PROBLEM:
Copy out each line below that has the word "insolvency" in it.

___ SUPPLIED MATERIAL

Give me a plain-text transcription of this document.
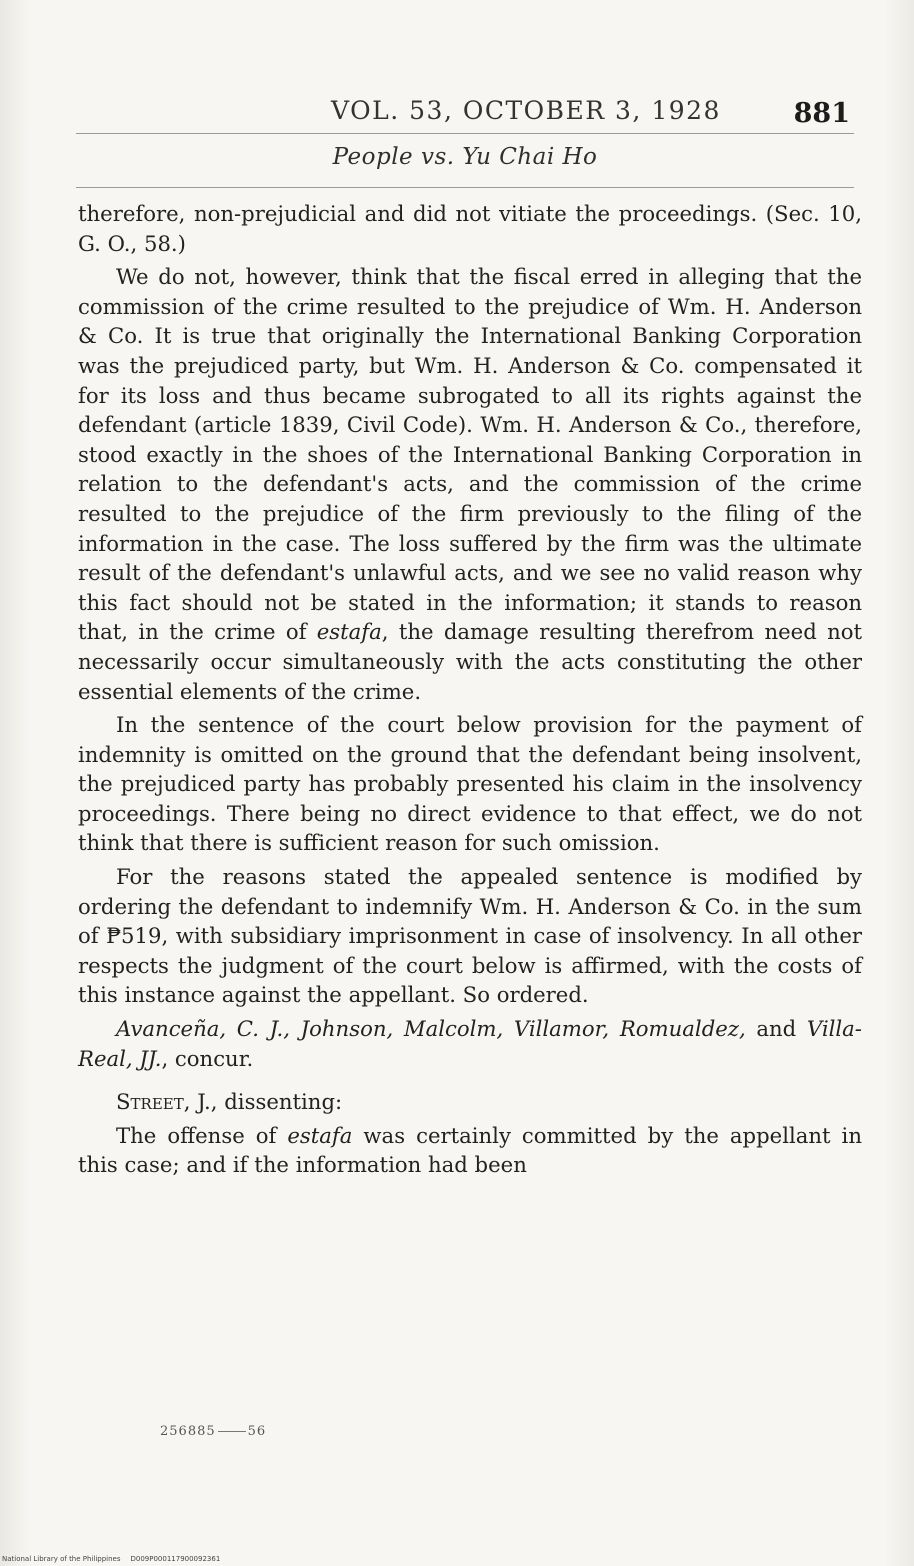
VOL. 53, OCTOBER 3, 1928	881
People vs. Yu Chai Ho

therefore, non-prejudicial and did not vitiate the proceedings. (Sec. 10, G. O., 58.)

We do not, however, think that the fiscal erred in alleging that the commission of the crime resulted to the prejudice of Wm. H. Anderson & Co. It is true that originally the International Banking Corporation was the prejudiced party, but Wm. H. Anderson & Co. compensated it for its loss and thus became subrogated to all its rights against the defendant (article 1839, Civil Code). Wm. H. Anderson & Co., therefore, stood exactly in the shoes of the International Banking Corporation in relation to the defendant's acts, and the commission of the crime resulted to the prejudice of the firm previously to the filing of the information in the case. The loss suffered by the firm was the ultimate result of the defendant's unlawful acts, and we see no valid reason why this fact should not be stated in the information; it stands to reason that, in the crime of estafa, the damage resulting therefrom need not necessarily occur simultaneously with the acts constituting the other essential elements of the crime.

In the sentence of the court below provision for the payment of indemnity is omitted on the ground that the defendant being insolvent, the prejudiced party has probably presented his claim in the insolvency proceedings. There being no direct evidence to that effect, we do not think that there is sufficient reason for such omission.

For the reasons stated the appealed sentence is modified by ordering the defendant to indemnify Wm. H. Anderson & Co. in the sum of ₱519, with subsidiary imprisonment in case of insolvency. In all other respects the judgment of the court below is affirmed, with the costs of this instance against the appellant. So ordered.

Avanceña, C. J., Johnson, Malcolm, Villamor, Romualdez, and Villa-Real, JJ., concur.

Street, J., dissenting:

The offense of estafa was certainly committed by the appellant in this case; and if the information had been

256885 56
National Library of the Philippines D009P000117900092361
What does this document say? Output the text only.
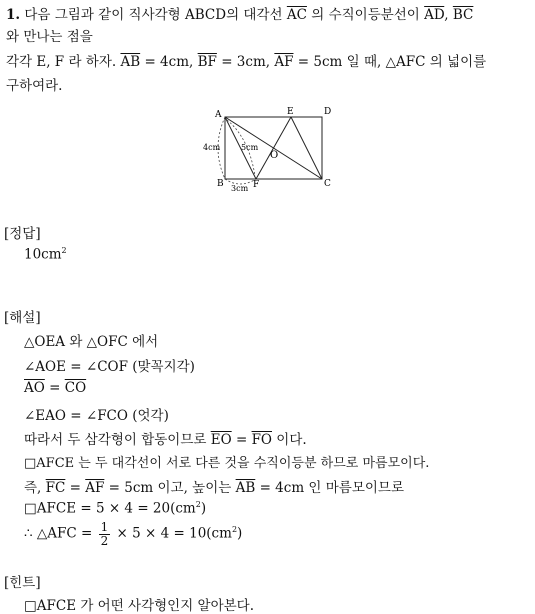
1. 다음 그림과 같이 직사각형 ABCD의 대각선 $\overline{AC}$ 의 수직이등분선이 $\overline{AD}$, $\overline{BC}$
와 만나는 점을
각각 E, F 라 하자. $\overline{AB} = 4cm$, $\overline{BF} = 3cm$, $\overline{AF} = 5cm$ 일 때, △AFC 의 넓이를
구하여라.
A	E	D
B	F	C
O
4cm	5cm
3cm
[정답]
$10cm^2$
[해설]
△OEA 와 △OFC 에서
∠AOE = ∠COF (맞꼭지각)
$\overline{AO} = \overline{CO}$
∠EAO = ∠FCO (엇각)
따라서 두 삼각형이 합동이므로 $\overline{EO} = \overline{FO}$ 이다.
□AFCE 는 두 대각선이 서로 다른 것을 수직이등분 하므로 마름모이다.
즉, $\overline{FC} = \overline{AF} = 5cm$ 이고, 높이는 $\overline{AB} = 4cm$ 인 마름모이므로
□AFCE = $5 \times 4 = 20(cm^2)$
∴ △AFC = $\frac{1}{2} \times 5 \times 4 = 10(cm^2)$
[힌트]
□AFCE 가 어떤 사각형인지 알아본다.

______

TASK RESULT:
In the sentence of the court below provision for the payment of indemnity is omitted on the ground that the defendant being insolvent, the prejudiced party has probably presented his claim in the insolvency proceedings. There being no direct evidence to that effect, we do not think that there is sufficient reason for such omission.
For the reasons stated the appealed sentence is modified by ordering the defendant to indemnify Wm. H. Anderson & Co. in the sum of ₱519, with subsidiary imprisonment in case of insolvency. In all other respects the judgment of the court below is affirmed, with the costs of this instance against the appellant. So ordered.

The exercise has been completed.